» Problem statement: Return the records that follow, matching each one exactly.

» Listed records:
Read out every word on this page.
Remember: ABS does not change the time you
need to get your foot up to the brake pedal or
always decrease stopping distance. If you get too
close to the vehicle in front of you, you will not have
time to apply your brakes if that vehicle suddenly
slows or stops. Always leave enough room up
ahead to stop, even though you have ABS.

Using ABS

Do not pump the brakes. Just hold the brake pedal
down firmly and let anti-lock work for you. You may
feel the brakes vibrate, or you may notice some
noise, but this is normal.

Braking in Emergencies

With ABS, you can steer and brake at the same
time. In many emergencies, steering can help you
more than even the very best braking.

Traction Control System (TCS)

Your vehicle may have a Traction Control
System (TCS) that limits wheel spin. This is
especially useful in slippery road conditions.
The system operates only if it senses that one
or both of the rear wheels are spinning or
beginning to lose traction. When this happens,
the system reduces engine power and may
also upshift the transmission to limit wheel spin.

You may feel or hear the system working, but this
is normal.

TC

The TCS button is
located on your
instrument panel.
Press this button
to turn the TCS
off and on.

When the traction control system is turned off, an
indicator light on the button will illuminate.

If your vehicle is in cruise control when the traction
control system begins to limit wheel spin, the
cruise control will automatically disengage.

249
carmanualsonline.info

» Answer to this problem:
Read out every word on this page.
Remember: ABS does not change the time you
need to get your foot up to the brake pedal or
always decrease stopping distance. If you get too
close to the vehicle in front of you, you will not have
time to apply your brakes if that vehicle suddenly
slows or stops. Always leave enough room up
ahead to stop, even though you have ABS.

Using ABS

Do not pump the brakes. Just hold the brake pedal
down firmly and let anti-lock work for you. You may
feel the brakes vibrate, or you may notice some
noise, but this is normal.

Braking in Emergencies

With ABS, you can steer and brake at the same
time. In many emergencies, steering can help you
more than even the very best braking.

Traction Control System (TCS)

Your vehicle may have a Traction Control
System (TCS) that limits wheel spin. This is
especially useful in slippery road conditions.
The system operates only if it senses that one
or both of the rear wheels are spinning or
beginning to lose traction. When this happens,
the system reduces engine power and may
also upshift the transmission to limit wheel spin.

You may feel or hear the system working, but this
is normal.

TC

The TCS button is
located on your
instrument panel.
Press this button
to turn the TCS
off and on.

When the traction control system is turned off, an
indicator light on the button will illuminate.

If your vehicle is in cruise control when the traction
control system begins to limit wheel spin, the
cruise control will automatically disengage.

249
carmanualsonline.info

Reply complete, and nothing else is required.